Source records:
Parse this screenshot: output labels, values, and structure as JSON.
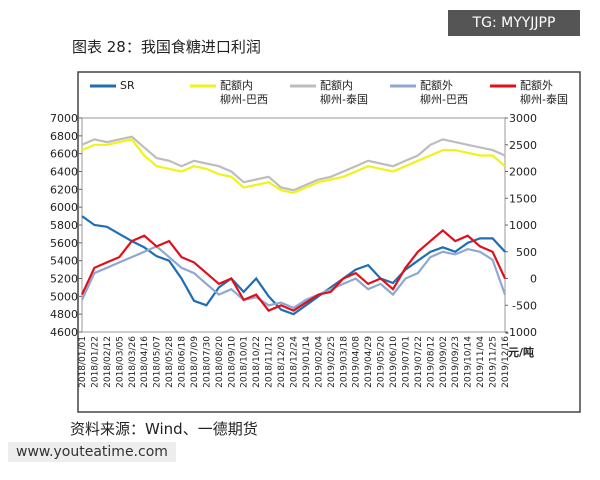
{
  "chart_data": {
    "type": "line",
    "title": "图表 28：我国食糖进口利润",
    "source": "资料来源：Wind、一德期货",
    "y2_unit": "元/吨",
    "legend": "top",
    "categories": [
      "2018/01/01",
      "2018/01/22",
      "2018/02/12",
      "2018/03/05",
      "2018/03/26",
      "2018/04/16",
      "2018/05/07",
      "2018/05/28",
      "2018/06/18",
      "2018/07/09",
      "2018/07/30",
      "2018/08/20",
      "2018/09/10",
      "2018/10/01",
      "2018/10/22",
      "2018/11/12",
      "2018/12/03",
      "2018/12/24",
      "2019/01/14",
      "2019/02/04",
      "2019/02/25",
      "2019/03/18",
      "2019/04/08",
      "2019/04/29",
      "2019/05/20",
      "2019/06/10",
      "2019/07/01",
      "2019/07/22",
      "2019/08/12",
      "2019/09/02",
      "2019/09/23",
      "2019/10/14",
      "2019/11/04",
      "2019/11/25",
      "2019/12/16"
    ],
    "ylim": [
      4600,
      7000
    ],
    "yticks": [
      4600,
      4800,
      5000,
      5200,
      5400,
      5600,
      5800,
      6000,
      6200,
      6400,
      6600,
      6800,
      7000
    ],
    "y2lim": [
      -1000,
      3000
    ],
    "y2ticks": [
      -1000,
      -500,
      0,
      500,
      1000,
      1500,
      2000,
      2500,
      3000
    ],
    "series": [
      {
        "name": "SR",
        "color": "#1f6db4",
        "values": [
          5900,
          5800,
          5780,
          5700,
          5620,
          5550,
          5450,
          5400,
          5200,
          4950,
          4900,
          5100,
          5200,
          5050,
          5200,
          5000,
          4850,
          4800,
          4900,
          5000,
          5100,
          5200,
          5300,
          5350,
          5200,
          5150,
          5300,
          5400,
          5500,
          5550,
          5500,
          5600,
          5650,
          5650,
          5500
        ]
      },
      {
        "name": "配额内\n柳州-巴西",
        "color": "#f2f21a",
        "axis": "y2",
        "values": [
          2400,
          2500,
          2500,
          2550,
          2600,
          2300,
          2100,
          2050,
          2000,
          2100,
          2050,
          1950,
          1900,
          1700,
          1750,
          1800,
          1650,
          1600,
          1700,
          1800,
          1850,
          1900,
          2000,
          2100,
          2050,
          2000,
          2100,
          2200,
          2300,
          2400,
          2400,
          2350,
          2300,
          2300,
          2100
        ]
      },
      {
        "name": "配额内\n柳州-泰国",
        "color": "#bdbdbd",
        "axis": "y2",
        "values": [
          2500,
          2600,
          2550,
          2600,
          2650,
          2450,
          2250,
          2200,
          2100,
          2200,
          2150,
          2100,
          2000,
          1800,
          1850,
          1900,
          1700,
          1650,
          1750,
          1850,
          1900,
          2000,
          2100,
          2200,
          2150,
          2100,
          2200,
          2300,
          2500,
          2600,
          2550,
          2500,
          2450,
          2400,
          2300
        ]
      },
      {
        "name": "配额外\n柳州-巴西",
        "color": "#8ea8d2",
        "axis": "y2",
        "values": [
          -400,
          100,
          200,
          300,
          400,
          500,
          600,
          400,
          200,
          100,
          -100,
          -300,
          -200,
          -400,
          -350,
          -500,
          -450,
          -550,
          -400,
          -300,
          -200,
          -100,
          0,
          -200,
          -100,
          -300,
          0,
          100,
          400,
          500,
          450,
          550,
          500,
          350,
          -300
        ]
      },
      {
        "name": "配额外\n柳州-泰国",
        "color": "#e0101a",
        "axis": "y2",
        "values": [
          -300,
          200,
          300,
          400,
          700,
          800,
          600,
          700,
          400,
          300,
          100,
          -100,
          0,
          -400,
          -300,
          -600,
          -500,
          -600,
          -450,
          -300,
          -250,
          0,
          100,
          -100,
          0,
          -200,
          200,
          500,
          700,
          900,
          700,
          800,
          600,
          500,
          0
        ]
      }
    ]
  },
  "watermarks": {
    "top": "TG: MYYJJPP",
    "bottom": "www.youteatime.com"
  }
}
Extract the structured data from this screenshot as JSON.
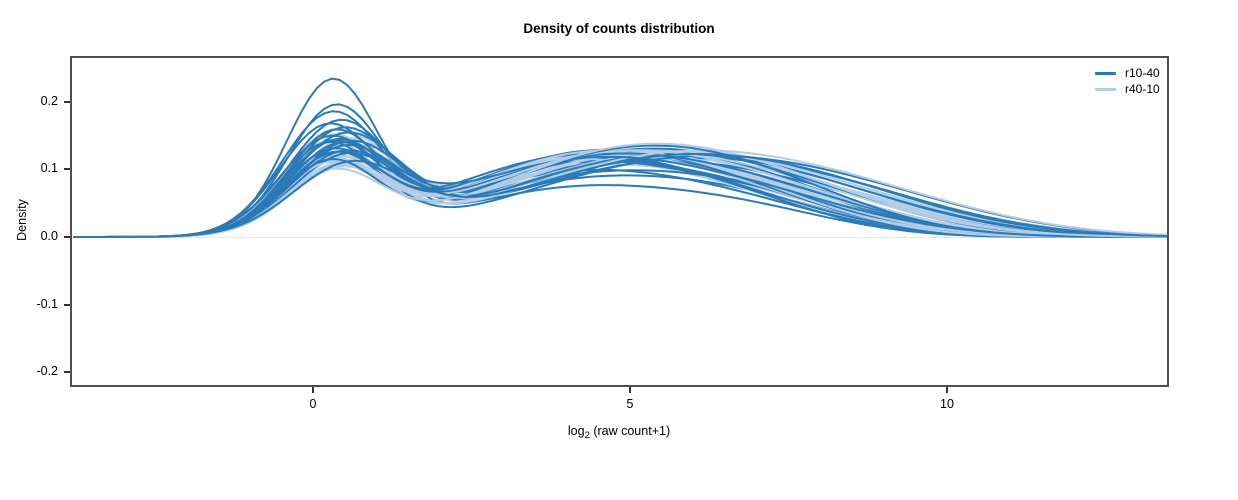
{
  "chart": {
    "title": "Density of counts distribution",
    "ylabel": "Density",
    "xlabel_prefix": "log",
    "xlabel_sub": "2",
    "xlabel_suffix": " (raw count+1)",
    "x_ticks": [
      {
        "value": 0,
        "label": "0"
      },
      {
        "value": 5,
        "label": "5"
      },
      {
        "value": 10,
        "label": "10"
      }
    ],
    "y_ticks": [
      {
        "value": 0.2,
        "label": "0.2"
      },
      {
        "value": 0.1,
        "label": "0.1"
      },
      {
        "value": 0.0,
        "label": "0.0"
      },
      {
        "value": -0.1,
        "label": "-0.1"
      },
      {
        "value": -0.2,
        "label": "-0.2"
      }
    ],
    "legend": [
      {
        "label": "r10-40",
        "color": "#2b7ab8"
      },
      {
        "label": "r40-10",
        "color": "#b3cde7"
      }
    ]
  },
  "chart_data": {
    "type": "line",
    "subtype": "overlaid-density-curves",
    "title": "Density of counts distribution",
    "xlabel": "log2 (raw count+1)",
    "ylabel": "Density",
    "xlim": [
      -3.8,
      13.47
    ],
    "ylim": [
      -0.219,
      0.265
    ],
    "x_tick_values": [
      0,
      5,
      10
    ],
    "y_tick_values": [
      -0.2,
      -0.1,
      0.0,
      0.1,
      0.2
    ],
    "grid": false,
    "zero_line": true,
    "zero_line_color": "#e7e7e7",
    "legend_position": "top-right-inside",
    "line_width": 2,
    "curve_model": "each curve = sum of 3 gaussian bumps; params per curve = [a1,m1,s1,a2,m2,s2,a3,m3,s3] giving density(x) = sum ai*exp(-0.5*((x-mi)/si)^2); first bump = sharp low-count peak near x=0.3, second = broad mid hump near x=4-5, third = right shoulder/tail near x=7-8",
    "series": [
      {
        "name": "r10-40",
        "color": "#2b7ab8",
        "n_curves": 22,
        "peak_range": [
          0.1,
          0.235
        ],
        "curves": [
          [
            0.225,
            0.3,
            0.72,
            0.07,
            4.1,
            1.9,
            0.03,
            6.9,
            1.5
          ],
          [
            0.185,
            0.35,
            0.75,
            0.08,
            4.3,
            2.0,
            0.035,
            7.0,
            1.6
          ],
          [
            0.172,
            0.28,
            0.78,
            0.085,
            3.9,
            1.9,
            0.04,
            6.6,
            1.7
          ],
          [
            0.16,
            0.4,
            0.8,
            0.09,
            4.5,
            2.1,
            0.035,
            7.4,
            1.6
          ],
          [
            0.152,
            0.22,
            0.76,
            0.095,
            4.0,
            2.0,
            0.045,
            6.8,
            1.8
          ],
          [
            0.148,
            0.45,
            0.82,
            0.1,
            4.6,
            2.1,
            0.04,
            7.2,
            1.7
          ],
          [
            0.143,
            0.32,
            0.74,
            0.105,
            4.2,
            2.0,
            0.038,
            7.6,
            1.8
          ],
          [
            0.14,
            0.5,
            0.85,
            0.098,
            4.8,
            2.2,
            0.042,
            7.8,
            1.9
          ],
          [
            0.137,
            0.25,
            0.78,
            0.11,
            4.4,
            2.0,
            0.036,
            7.1,
            1.6
          ],
          [
            0.134,
            0.38,
            0.8,
            0.102,
            5.0,
            2.2,
            0.048,
            7.9,
            2.0
          ],
          [
            0.13,
            0.55,
            0.88,
            0.095,
            5.2,
            2.3,
            0.05,
            8.2,
            2.0
          ],
          [
            0.128,
            0.3,
            0.75,
            0.108,
            4.1,
            1.9,
            0.034,
            6.7,
            1.5
          ],
          [
            0.126,
            0.42,
            0.82,
            0.112,
            4.7,
            2.1,
            0.04,
            7.3,
            1.7
          ],
          [
            0.123,
            0.2,
            0.72,
            0.104,
            3.8,
            1.9,
            0.046,
            6.5,
            1.8
          ],
          [
            0.12,
            0.48,
            0.84,
            0.118,
            4.9,
            2.2,
            0.036,
            7.7,
            1.8
          ],
          [
            0.118,
            0.35,
            0.78,
            0.096,
            5.4,
            2.3,
            0.052,
            8.4,
            2.1
          ],
          [
            0.115,
            0.28,
            0.76,
            0.12,
            4.3,
            2.0,
            0.032,
            7.0,
            1.6
          ],
          [
            0.112,
            0.52,
            0.86,
            0.106,
            5.1,
            2.2,
            0.044,
            8.0,
            1.9
          ],
          [
            0.11,
            0.33,
            0.77,
            0.114,
            4.5,
            2.1,
            0.038,
            7.5,
            1.7
          ],
          [
            0.107,
            0.44,
            0.83,
            0.099,
            4.0,
            2.0,
            0.05,
            6.9,
            1.9
          ],
          [
            0.104,
            0.26,
            0.74,
            0.116,
            4.8,
            2.1,
            0.042,
            7.2,
            1.7
          ],
          [
            0.1,
            0.58,
            0.9,
            0.101,
            5.3,
            2.3,
            0.046,
            8.1,
            2.0
          ]
        ]
      },
      {
        "name": "r40-10",
        "color": "#b3cde7",
        "n_curves": 22,
        "peak_range": [
          0.1,
          0.16
        ],
        "curves": [
          [
            0.145,
            0.32,
            0.78,
            0.095,
            4.2,
            2.0,
            0.038,
            7.0,
            1.7
          ],
          [
            0.14,
            0.45,
            0.82,
            0.1,
            4.6,
            2.1,
            0.042,
            7.4,
            1.8
          ],
          [
            0.136,
            0.28,
            0.76,
            0.105,
            4.0,
            1.9,
            0.036,
            6.8,
            1.6
          ],
          [
            0.133,
            0.5,
            0.84,
            0.098,
            4.9,
            2.2,
            0.046,
            7.8,
            1.9
          ],
          [
            0.13,
            0.35,
            0.79,
            0.11,
            4.4,
            2.0,
            0.04,
            7.1,
            1.7
          ],
          [
            0.127,
            0.22,
            0.74,
            0.102,
            3.9,
            1.9,
            0.044,
            6.6,
            1.8
          ],
          [
            0.124,
            0.48,
            0.83,
            0.112,
            4.7,
            2.1,
            0.038,
            7.6,
            1.8
          ],
          [
            0.121,
            0.3,
            0.77,
            0.106,
            5.1,
            2.2,
            0.048,
            8.0,
            2.0
          ],
          [
            0.118,
            0.42,
            0.81,
            0.115,
            4.3,
            2.0,
            0.034,
            7.2,
            1.6
          ],
          [
            0.115,
            0.26,
            0.75,
            0.1,
            4.8,
            2.1,
            0.05,
            7.9,
            2.0
          ],
          [
            0.112,
            0.55,
            0.87,
            0.108,
            5.3,
            2.3,
            0.042,
            8.3,
            2.1
          ],
          [
            0.11,
            0.38,
            0.8,
            0.118,
            4.5,
            2.0,
            0.036,
            7.3,
            1.7
          ],
          [
            0.108,
            0.2,
            0.73,
            0.103,
            4.1,
            1.9,
            0.046,
            6.7,
            1.8
          ],
          [
            0.106,
            0.46,
            0.82,
            0.111,
            5.0,
            2.2,
            0.04,
            7.7,
            1.9
          ],
          [
            0.104,
            0.33,
            0.78,
            0.097,
            4.2,
            2.0,
            0.052,
            7.0,
            2.0
          ],
          [
            0.102,
            0.52,
            0.85,
            0.109,
            5.2,
            2.2,
            0.044,
            8.2,
            2.0
          ],
          [
            0.1,
            0.29,
            0.76,
            0.113,
            4.4,
            2.0,
            0.038,
            7.1,
            1.7
          ],
          [
            0.098,
            0.4,
            0.8,
            0.105,
            4.7,
            2.1,
            0.048,
            7.5,
            1.9
          ],
          [
            0.096,
            0.24,
            0.74,
            0.117,
            4.3,
            2.0,
            0.036,
            6.9,
            1.6
          ],
          [
            0.094,
            0.44,
            0.81,
            0.107,
            5.4,
            2.3,
            0.05,
            8.5,
            2.1
          ],
          [
            0.092,
            0.36,
            0.79,
            0.114,
            4.6,
            2.1,
            0.04,
            7.4,
            1.8
          ],
          [
            0.09,
            0.31,
            0.77,
            0.119,
            4.9,
            2.1,
            0.044,
            7.6,
            1.9
          ]
        ]
      }
    ]
  }
}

• _Problem_
Extract every line above that contains the word "name".

• _Answer to this exercise_
        "name": "SR",
        "name": "配额内\n柳州-巴西",
        "name": "配额内\n柳州-泰国",
        "name": "配额外\n柳州-巴西",
        "name": "配额外\n柳州-泰国",
        "name": "r10-40",
        "name": "r40-10",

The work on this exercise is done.